**Records**
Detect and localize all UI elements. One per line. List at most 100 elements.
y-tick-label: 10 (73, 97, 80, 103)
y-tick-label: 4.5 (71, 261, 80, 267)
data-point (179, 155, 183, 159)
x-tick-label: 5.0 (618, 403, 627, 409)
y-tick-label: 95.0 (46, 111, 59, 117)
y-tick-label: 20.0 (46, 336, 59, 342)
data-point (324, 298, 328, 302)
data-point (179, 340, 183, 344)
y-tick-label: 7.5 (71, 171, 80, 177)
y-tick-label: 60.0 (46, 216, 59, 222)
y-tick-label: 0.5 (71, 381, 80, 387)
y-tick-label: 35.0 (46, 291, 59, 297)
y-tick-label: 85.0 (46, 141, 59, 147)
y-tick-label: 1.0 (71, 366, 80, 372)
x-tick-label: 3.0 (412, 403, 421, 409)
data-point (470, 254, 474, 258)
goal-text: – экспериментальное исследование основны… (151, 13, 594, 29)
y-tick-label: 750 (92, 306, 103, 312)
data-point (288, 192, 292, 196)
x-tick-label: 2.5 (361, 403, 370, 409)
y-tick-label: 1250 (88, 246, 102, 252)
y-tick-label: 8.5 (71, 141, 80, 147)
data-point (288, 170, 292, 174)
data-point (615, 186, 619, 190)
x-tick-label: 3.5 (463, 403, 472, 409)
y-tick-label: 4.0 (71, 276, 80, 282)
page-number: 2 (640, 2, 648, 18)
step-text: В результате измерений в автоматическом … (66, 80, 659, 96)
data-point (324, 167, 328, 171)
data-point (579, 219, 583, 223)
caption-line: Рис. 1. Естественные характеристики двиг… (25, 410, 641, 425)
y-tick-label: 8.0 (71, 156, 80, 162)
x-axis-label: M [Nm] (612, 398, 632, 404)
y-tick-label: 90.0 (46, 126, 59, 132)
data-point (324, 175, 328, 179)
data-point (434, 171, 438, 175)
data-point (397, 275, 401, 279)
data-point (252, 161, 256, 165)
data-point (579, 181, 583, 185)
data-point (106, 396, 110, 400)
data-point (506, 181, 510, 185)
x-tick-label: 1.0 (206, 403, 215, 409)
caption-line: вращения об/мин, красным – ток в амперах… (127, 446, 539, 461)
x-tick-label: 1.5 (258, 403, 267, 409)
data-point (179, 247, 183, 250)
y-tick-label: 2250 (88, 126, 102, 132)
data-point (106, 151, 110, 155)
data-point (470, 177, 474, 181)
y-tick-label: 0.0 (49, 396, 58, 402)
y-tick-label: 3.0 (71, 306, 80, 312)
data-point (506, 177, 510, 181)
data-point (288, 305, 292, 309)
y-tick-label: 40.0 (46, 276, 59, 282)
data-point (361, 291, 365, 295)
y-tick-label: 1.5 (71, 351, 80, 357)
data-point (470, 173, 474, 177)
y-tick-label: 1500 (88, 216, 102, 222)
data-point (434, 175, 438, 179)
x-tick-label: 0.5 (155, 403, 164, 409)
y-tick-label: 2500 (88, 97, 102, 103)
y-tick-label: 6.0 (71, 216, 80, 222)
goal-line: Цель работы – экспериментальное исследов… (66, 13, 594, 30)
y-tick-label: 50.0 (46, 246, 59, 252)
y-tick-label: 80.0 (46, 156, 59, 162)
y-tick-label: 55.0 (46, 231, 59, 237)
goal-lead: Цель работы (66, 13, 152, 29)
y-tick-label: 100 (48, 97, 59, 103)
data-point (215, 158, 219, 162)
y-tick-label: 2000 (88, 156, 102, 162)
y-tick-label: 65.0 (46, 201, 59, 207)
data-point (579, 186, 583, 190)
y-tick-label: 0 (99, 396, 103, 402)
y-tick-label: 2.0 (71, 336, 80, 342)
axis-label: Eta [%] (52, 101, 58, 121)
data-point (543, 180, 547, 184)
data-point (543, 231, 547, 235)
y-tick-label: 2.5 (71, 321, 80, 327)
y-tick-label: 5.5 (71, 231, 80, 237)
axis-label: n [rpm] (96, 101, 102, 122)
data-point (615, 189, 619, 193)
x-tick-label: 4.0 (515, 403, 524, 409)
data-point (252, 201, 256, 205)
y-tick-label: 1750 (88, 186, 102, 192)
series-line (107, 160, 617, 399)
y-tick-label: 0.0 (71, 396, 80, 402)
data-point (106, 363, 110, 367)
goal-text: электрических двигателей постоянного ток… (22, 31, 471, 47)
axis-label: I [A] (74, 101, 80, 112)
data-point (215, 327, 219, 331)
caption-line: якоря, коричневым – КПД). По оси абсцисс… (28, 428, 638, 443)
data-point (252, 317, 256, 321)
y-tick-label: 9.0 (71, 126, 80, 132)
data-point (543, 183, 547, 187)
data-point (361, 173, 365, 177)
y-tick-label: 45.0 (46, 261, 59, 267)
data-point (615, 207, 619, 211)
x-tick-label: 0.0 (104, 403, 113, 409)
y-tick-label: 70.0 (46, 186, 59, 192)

**What you are asked to do**
List every line above that contains the string "экспериментальное", copying each one in full. Case counts.

**Solution below**
goal-text: – экспериментальное исследование основны… (151, 13, 594, 29)
goal-line: Цель работы – экспериментальное исследов… (66, 13, 594, 30)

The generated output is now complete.